Items listed in a dataset:
==========

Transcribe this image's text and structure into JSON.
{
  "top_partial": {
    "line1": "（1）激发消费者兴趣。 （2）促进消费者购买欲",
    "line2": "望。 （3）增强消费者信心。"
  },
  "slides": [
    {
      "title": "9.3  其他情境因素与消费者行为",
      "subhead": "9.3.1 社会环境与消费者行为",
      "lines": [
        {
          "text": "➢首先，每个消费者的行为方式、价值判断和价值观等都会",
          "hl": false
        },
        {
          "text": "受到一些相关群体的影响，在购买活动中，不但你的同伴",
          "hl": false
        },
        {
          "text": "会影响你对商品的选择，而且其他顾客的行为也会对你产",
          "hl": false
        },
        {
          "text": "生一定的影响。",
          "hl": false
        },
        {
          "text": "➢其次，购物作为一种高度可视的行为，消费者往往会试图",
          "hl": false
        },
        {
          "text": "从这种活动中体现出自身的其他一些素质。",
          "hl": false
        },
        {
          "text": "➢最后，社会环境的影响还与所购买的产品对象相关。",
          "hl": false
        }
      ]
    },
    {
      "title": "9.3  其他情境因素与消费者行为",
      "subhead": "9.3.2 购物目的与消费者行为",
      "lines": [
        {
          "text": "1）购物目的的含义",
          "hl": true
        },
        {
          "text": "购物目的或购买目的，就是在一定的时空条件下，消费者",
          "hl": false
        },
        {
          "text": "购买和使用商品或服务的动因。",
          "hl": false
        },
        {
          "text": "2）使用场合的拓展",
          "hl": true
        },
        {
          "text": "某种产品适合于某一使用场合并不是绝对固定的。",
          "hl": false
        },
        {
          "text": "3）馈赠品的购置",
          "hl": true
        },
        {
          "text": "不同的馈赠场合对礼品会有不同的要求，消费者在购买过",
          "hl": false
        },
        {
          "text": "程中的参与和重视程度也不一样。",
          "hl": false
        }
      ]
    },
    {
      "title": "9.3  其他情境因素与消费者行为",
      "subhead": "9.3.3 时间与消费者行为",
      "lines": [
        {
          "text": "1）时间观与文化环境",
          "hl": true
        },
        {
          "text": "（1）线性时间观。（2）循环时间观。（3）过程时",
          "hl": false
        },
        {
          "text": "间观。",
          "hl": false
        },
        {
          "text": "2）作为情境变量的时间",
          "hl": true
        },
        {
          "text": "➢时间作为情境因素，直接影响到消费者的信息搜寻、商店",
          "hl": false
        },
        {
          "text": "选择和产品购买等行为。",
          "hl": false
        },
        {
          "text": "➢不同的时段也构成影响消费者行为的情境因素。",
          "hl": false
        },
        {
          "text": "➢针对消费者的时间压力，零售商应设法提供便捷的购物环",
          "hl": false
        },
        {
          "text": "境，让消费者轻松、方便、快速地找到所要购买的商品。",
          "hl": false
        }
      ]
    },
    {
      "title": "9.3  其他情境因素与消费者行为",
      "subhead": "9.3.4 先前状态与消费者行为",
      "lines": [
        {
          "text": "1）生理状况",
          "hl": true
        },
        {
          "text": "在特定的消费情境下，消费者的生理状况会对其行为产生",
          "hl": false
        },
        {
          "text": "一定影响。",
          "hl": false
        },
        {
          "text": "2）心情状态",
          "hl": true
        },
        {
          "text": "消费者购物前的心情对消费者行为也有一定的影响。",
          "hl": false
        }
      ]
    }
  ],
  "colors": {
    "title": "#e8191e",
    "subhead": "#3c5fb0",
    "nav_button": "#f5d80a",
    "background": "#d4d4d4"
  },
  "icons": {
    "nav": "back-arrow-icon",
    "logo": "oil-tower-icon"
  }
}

==========

Exercise description: Repeat all the records. Match each line exactly.

Finished answer:
Transcribe this image's text and structure into JSON.
{
  "top_partial": {
    "line1": "（1）激发消费者兴趣。 （2）促进消费者购买欲",
    "line2": "望。 （3）增强消费者信心。"
  },
  "slides": [
    {
      "title": "9.3  其他情境因素与消费者行为",
      "subhead": "9.3.1 社会环境与消费者行为",
      "lines": [
        {
          "text": "➢首先，每个消费者的行为方式、价值判断和价值观等都会",
          "hl": false
        },
        {
          "text": "受到一些相关群体的影响，在购买活动中，不但你的同伴",
          "hl": false
        },
        {
          "text": "会影响你对商品的选择，而且其他顾客的行为也会对你产",
          "hl": false
        },
        {
          "text": "生一定的影响。",
          "hl": false
        },
        {
          "text": "➢其次，购物作为一种高度可视的行为，消费者往往会试图",
          "hl": false
        },
        {
          "text": "从这种活动中体现出自身的其他一些素质。",
          "hl": false
        },
        {
          "text": "➢最后，社会环境的影响还与所购买的产品对象相关。",
          "hl": false
        }
      ]
    },
    {
      "title": "9.3  其他情境因素与消费者行为",
      "subhead": "9.3.2 购物目的与消费者行为",
      "lines": [
        {
          "text": "1）购物目的的含义",
          "hl": true
        },
        {
          "text": "购物目的或购买目的，就是在一定的时空条件下，消费者",
          "hl": false
        },
        {
          "text": "购买和使用商品或服务的动因。",
          "hl": false
        },
        {
          "text": "2）使用场合的拓展",
          "hl": true
        },
        {
          "text": "某种产品适合于某一使用场合并不是绝对固定的。",
          "hl": false
        },
        {
          "text": "3）馈赠品的购置",
          "hl": true
        },
        {
          "text": "不同的馈赠场合对礼品会有不同的要求，消费者在购买过",
          "hl": false
        },
        {
          "text": "程中的参与和重视程度也不一样。",
          "hl": false
        }
      ]
    },
    {
      "title": "9.3  其他情境因素与消费者行为",
      "subhead": "9.3.3 时间与消费者行为",
      "lines": [
        {
          "text": "1）时间观与文化环境",
          "hl": true
        },
        {
          "text": "（1）线性时间观。（2）循环时间观。（3）过程时",
          "hl": false
        },
        {
          "text": "间观。",
          "hl": false
        },
        {
          "text": "2）作为情境变量的时间",
          "hl": true
        },
        {
          "text": "➢时间作为情境因素，直接影响到消费者的信息搜寻、商店",
          "hl": false
        },
        {
          "text": "选择和产品购买等行为。",
          "hl": false
        },
        {
          "text": "➢不同的时段也构成影响消费者行为的情境因素。",
          "hl": false
        },
        {
          "text": "➢针对消费者的时间压力，零售商应设法提供便捷的购物环",
          "hl": false
        },
        {
          "text": "境，让消费者轻松、方便、快速地找到所要购买的商品。",
          "hl": false
        }
      ]
    },
    {
      "title": "9.3  其他情境因素与消费者行为",
      "subhead": "9.3.4 先前状态与消费者行为",
      "lines": [
        {
          "text": "1）生理状况",
          "hl": true
        },
        {
          "text": "在特定的消费情境下，消费者的生理状况会对其行为产生",
          "hl": false
        },
        {
          "text": "一定影响。",
          "hl": false
        },
        {
          "text": "2）心情状态",
          "hl": true
        },
        {
          "text": "消费者购物前的心情对消费者行为也有一定的影响。",
          "hl": false
        }
      ]
    }
  ],
  "colors": {
    "title": "#e8191e",
    "subhead": "#3c5fb0",
    "nav_button": "#f5d80a",
    "background": "#d4d4d4"
  },
  "icons": {
    "nav": "back-arrow-icon",
    "logo": "oil-tower-icon"
  }
}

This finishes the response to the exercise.